Scan the records for the string "peak"; copy each line where it occurs.

--

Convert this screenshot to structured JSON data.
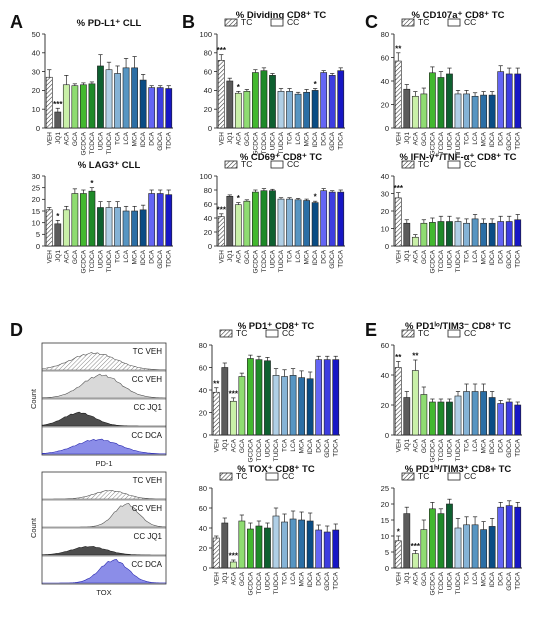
{
  "figure": {
    "panel_letters": [
      "A",
      "B",
      "C",
      "D",
      "E"
    ],
    "colors": {
      "VEH": "#ffffff",
      "JQ1": "#5b5b5b",
      "ACA": "#c9f0a8",
      "GCA": "#8fdc72",
      "GCDCA": "#43b82f",
      "TCDCA": "#1e8a28",
      "UDCA": "#0e6030",
      "TUDCA": "#b0cfe6",
      "TCA": "#85b3d6",
      "LCA": "#5795c2",
      "MCA": "#2b6ea5",
      "IDCA": "#0a4c84",
      "DCA": "#6465f4",
      "GDCA": "#3d3de0",
      "TDCA": "#1717c4"
    }
  },
  "histograms": {
    "D_top": {
      "xlabel": "PD-1",
      "ylabel": "Count",
      "rows": [
        {
          "label": "TC VEH",
          "style": "hatched",
          "peak": 0.42,
          "spread": 0.26,
          "height": 0.7
        },
        {
          "label": "CC VEH",
          "style": "light",
          "peak": 0.48,
          "spread": 0.22,
          "height": 0.95
        },
        {
          "label": "CC JQ1",
          "style": "dark",
          "peak": 0.3,
          "spread": 0.18,
          "height": 0.55
        },
        {
          "label": "CC DCA",
          "style": "blue",
          "peak": 0.45,
          "spread": 0.25,
          "height": 0.6
        }
      ]
    },
    "D_bottom": {
      "xlabel": "TOX",
      "ylabel": "Count",
      "rows": [
        {
          "label": "TC VEH",
          "style": "hatched",
          "peak": 0.55,
          "spread": 0.18,
          "height": 0.35
        },
        {
          "label": "CC VEH",
          "style": "light",
          "peak": 0.68,
          "spread": 0.14,
          "height": 0.95
        },
        {
          "label": "CC JQ1",
          "style": "dark",
          "peak": 0.38,
          "spread": 0.2,
          "height": 0.35
        },
        {
          "label": "CC DCA",
          "style": "blue",
          "peak": 0.58,
          "spread": 0.16,
          "height": 0.95
        }
      ]
    }
  },
  "chart_data": [
    {
      "id": "pdl1",
      "panel": "A",
      "type": "bar",
      "title": "% PD-L1⁺ CLL",
      "legend": null,
      "ylim": [
        0,
        50
      ],
      "yticks": [
        0,
        10,
        20,
        30,
        40,
        50
      ],
      "categories": [
        "VEH",
        "JQ1",
        "ACA",
        "GCA",
        "GCDCA",
        "TCDCA",
        "UDCA",
        "TUDCA",
        "TCA",
        "LCA",
        "MCA",
        "IDCA",
        "DCA",
        "GDCA",
        "TDCA"
      ],
      "values": [
        27,
        8.5,
        23,
        22.5,
        23,
        23.5,
        33,
        31,
        29,
        32,
        32,
        25.5,
        21.5,
        21.5,
        21
      ],
      "errors": [
        4,
        2,
        5,
        1,
        1,
        1,
        6,
        4,
        4,
        5,
        6,
        3,
        1,
        1,
        1.5
      ],
      "annotations": [
        {
          "index": 1,
          "text": "***"
        }
      ]
    },
    {
      "id": "lag3",
      "panel": "A",
      "type": "bar",
      "title": "% LAG3⁺ CLL",
      "legend": null,
      "ylim": [
        0,
        30
      ],
      "yticks": [
        0,
        5,
        10,
        15,
        20,
        25,
        30
      ],
      "categories": [
        "VEH",
        "JQ1",
        "ACA",
        "GCA",
        "GCDCA",
        "TCDCA",
        "UDCA",
        "TUDCA",
        "TCA",
        "LCA",
        "MCA",
        "IDCA",
        "DCA",
        "GDCA",
        "TDCA"
      ],
      "values": [
        15.5,
        9.5,
        15.5,
        22.5,
        22.5,
        23.5,
        16.5,
        16.5,
        16.5,
        15,
        15,
        15.5,
        22.5,
        22.5,
        22
      ],
      "errors": [
        1,
        1.5,
        1.5,
        2,
        1.5,
        1.5,
        2.5,
        2.5,
        2.5,
        2,
        2,
        2,
        1.5,
        1.5,
        2
      ],
      "annotations": [
        {
          "index": 1,
          "text": "*"
        },
        {
          "index": 5,
          "text": "*"
        }
      ]
    },
    {
      "id": "dividing",
      "panel": "B",
      "type": "bar",
      "title": "% Dividing CD8⁺ TC",
      "legend": [
        "TC",
        "CC"
      ],
      "ylim": [
        0,
        100
      ],
      "yticks": [
        0,
        20,
        40,
        60,
        80,
        100
      ],
      "categories": [
        "VEH",
        "JQ1",
        "ACA",
        "GCA",
        "GCDCA",
        "TCDCA",
        "UDCA",
        "TUDCA",
        "TCA",
        "LCA",
        "MCA",
        "IDCA",
        "DCA",
        "GDCA",
        "TDCA"
      ],
      "values": [
        72,
        50,
        37,
        39,
        59,
        61,
        56,
        39,
        39,
        36,
        38,
        40,
        59,
        56,
        61
      ],
      "errors": [
        6,
        3,
        2,
        2,
        3,
        3,
        2,
        3,
        3,
        2,
        3,
        2,
        2,
        2,
        3
      ],
      "annotations": [
        {
          "index": 0,
          "text": "***"
        },
        {
          "index": 2,
          "text": "*"
        },
        {
          "index": 11,
          "text": "*"
        }
      ]
    },
    {
      "id": "cd69",
      "panel": "B",
      "type": "bar",
      "title": "% CD69⁺ CD8⁺ TC",
      "legend": [
        "TC",
        "CC"
      ],
      "ylim": [
        0,
        100
      ],
      "yticks": [
        0,
        20,
        40,
        60,
        80,
        100
      ],
      "categories": [
        "VEH",
        "JQ1",
        "ACA",
        "GCA",
        "GCDCA",
        "TCDCA",
        "UDCA",
        "TUDCA",
        "TCA",
        "LCA",
        "MCA",
        "IDCA",
        "DCA",
        "GDCA",
        "TDCA"
      ],
      "values": [
        42,
        71,
        59,
        64,
        77,
        79,
        79,
        67,
        67,
        66,
        65,
        62,
        79,
        77,
        77
      ],
      "errors": [
        4,
        2,
        3,
        2,
        3,
        3,
        2,
        2,
        2,
        2,
        2,
        2,
        3,
        2,
        3
      ],
      "annotations": [
        {
          "index": 0,
          "text": "***"
        },
        {
          "index": 2,
          "text": "*"
        },
        {
          "index": 11,
          "text": "*"
        }
      ]
    },
    {
      "id": "cd107a",
      "panel": "C",
      "type": "bar",
      "title": "% CD107a⁺ CD8⁺ TC",
      "legend": [
        "TC",
        "CC"
      ],
      "ylim": [
        0,
        80
      ],
      "yticks": [
        0,
        20,
        40,
        60,
        80
      ],
      "categories": [
        "VEH",
        "JQ1",
        "ACA",
        "GCA",
        "GCDCA",
        "TCDCA",
        "UDCA",
        "TUDCA",
        "TCA",
        "LCA",
        "MCA",
        "IDCA",
        "DCA",
        "GDCA",
        "TDCA"
      ],
      "values": [
        57,
        33,
        27,
        29,
        47,
        43,
        46,
        29,
        29,
        27,
        28,
        28,
        48,
        46,
        46
      ],
      "errors": [
        7,
        4,
        4,
        5,
        5,
        5,
        5,
        3,
        3,
        3,
        3,
        3,
        5,
        5,
        5
      ],
      "annotations": [
        {
          "index": 0,
          "text": "**"
        }
      ]
    },
    {
      "id": "ifng",
      "panel": "C",
      "type": "bar",
      "title": "% IFN-γ⁺/TNF-α⁺ CD8⁺ TC",
      "legend": [
        "TC",
        "CC"
      ],
      "ylim": [
        0,
        40
      ],
      "yticks": [
        0,
        10,
        20,
        30,
        40
      ],
      "categories": [
        "VEH",
        "JQ1",
        "ACA",
        "GCA",
        "GCDCA",
        "TCDCA",
        "UDCA",
        "TUDCA",
        "TCA",
        "LCA",
        "MCA",
        "IDCA",
        "DCA",
        "GDCA",
        "TDCA"
      ],
      "values": [
        27.5,
        13,
        5,
        13,
        13.5,
        14,
        14,
        14,
        13,
        15.5,
        13,
        13,
        14,
        14,
        15
      ],
      "errors": [
        3,
        2,
        1.5,
        2,
        2.5,
        3,
        3,
        2,
        2.5,
        2.5,
        2.5,
        2.5,
        3,
        3,
        3
      ],
      "annotations": [
        {
          "index": 0,
          "text": "***"
        }
      ]
    },
    {
      "id": "pd1",
      "panel": "D",
      "type": "bar",
      "title": "% PD1⁺ CD8⁺ TC",
      "legend": [
        "TC",
        "CC"
      ],
      "ylim": [
        0,
        80
      ],
      "yticks": [
        0,
        20,
        40,
        60,
        80
      ],
      "categories": [
        "VEH",
        "JQ1",
        "ACA",
        "GCA",
        "GCDCA",
        "TCDCA",
        "UDCA",
        "TUDCA",
        "TCA",
        "LCA",
        "MCA",
        "IDCA",
        "DCA",
        "GDCA",
        "TDCA"
      ],
      "values": [
        38,
        60,
        30,
        52,
        68,
        67,
        66,
        53,
        52,
        53,
        51,
        50,
        67,
        67,
        67
      ],
      "errors": [
        4,
        4,
        3,
        3,
        3,
        3,
        3,
        6,
        6,
        6,
        6,
        6,
        3,
        3,
        3
      ],
      "annotations": [
        {
          "index": 0,
          "text": "**"
        },
        {
          "index": 2,
          "text": "***"
        }
      ]
    },
    {
      "id": "tox",
      "panel": "D",
      "type": "bar",
      "title": "% TOX⁺ CD8⁺ TC",
      "legend": [
        "TC",
        "CC"
      ],
      "ylim": [
        0,
        80
      ],
      "yticks": [
        0,
        20,
        40,
        60,
        80
      ],
      "categories": [
        "VEH",
        "JQ1",
        "ACA",
        "GCA",
        "GCDCA",
        "TCDCA",
        "UDCA",
        "TUDCA",
        "TCA",
        "LCA",
        "MCA",
        "IDCA",
        "DCA",
        "GDCA",
        "TDCA"
      ],
      "values": [
        30,
        45,
        6,
        47,
        39,
        42,
        40,
        52,
        46,
        49,
        48,
        47,
        38,
        36,
        38
      ],
      "errors": [
        2,
        5,
        2,
        6,
        6,
        5,
        5,
        8,
        8,
        8,
        8,
        8,
        5,
        6,
        6
      ],
      "annotations": [
        {
          "index": 2,
          "text": "***"
        }
      ]
    },
    {
      "id": "pd1lo",
      "panel": "E",
      "type": "bar",
      "title": "% PD1ˡᵒ/TIM3⁻ CD8⁺ TC",
      "legend": [
        "TC",
        "CC"
      ],
      "ylim": [
        0,
        60
      ],
      "yticks": [
        0,
        20,
        40,
        60
      ],
      "categories": [
        "VEH",
        "JQ1",
        "ACA",
        "GCA",
        "GCDCA",
        "TCDCA",
        "UDCA",
        "TUDCA",
        "TCA",
        "LCA",
        "MCA",
        "IDCA",
        "DCA",
        "GDCA",
        "TDCA"
      ],
      "values": [
        45,
        25,
        43,
        27,
        22,
        22,
        22,
        26,
        29,
        29,
        29,
        25,
        21,
        22,
        20
      ],
      "errors": [
        4,
        4,
        7,
        5,
        2,
        2,
        2,
        3,
        5,
        5,
        5,
        4,
        2,
        2,
        2
      ],
      "annotations": [
        {
          "index": 0,
          "text": "**"
        },
        {
          "index": 2,
          "text": "**"
        }
      ]
    },
    {
      "id": "pd1hi",
      "panel": "E",
      "type": "bar",
      "title": "% PD1ʰⁱ/TIM3⁺ CD8+ TC",
      "legend": [
        "TC",
        "CC"
      ],
      "ylim": [
        0,
        25
      ],
      "yticks": [
        0,
        5,
        10,
        15,
        20,
        25
      ],
      "categories": [
        "VEH",
        "JQ1",
        "ACA",
        "GCA",
        "GCDCA",
        "TCDCA",
        "UDCA",
        "TUDCA",
        "TCA",
        "LCA",
        "MCA",
        "IDCA",
        "DCA",
        "GDCA",
        "TDCA"
      ],
      "values": [
        8.5,
        17,
        4.5,
        12,
        18.5,
        17,
        20,
        12.5,
        13.5,
        13.5,
        12,
        13,
        19,
        19.5,
        19
      ],
      "errors": [
        1.5,
        2,
        1,
        3,
        2,
        1.5,
        1.5,
        3,
        2.5,
        2.5,
        2.5,
        2.5,
        1.5,
        1.5,
        1.5
      ],
      "annotations": [
        {
          "index": 0,
          "text": "*"
        },
        {
          "index": 2,
          "text": "***"
        }
      ]
    }
  ]
}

--

▶ _Response to this exercise_:
          "peak": 0.42,
          "peak": 0.48,
          "peak": 0.3,
          "peak": 0.45,
          "peak": 0.55,
          "peak": 0.68,
          "peak": 0.38,
          "peak": 0.58,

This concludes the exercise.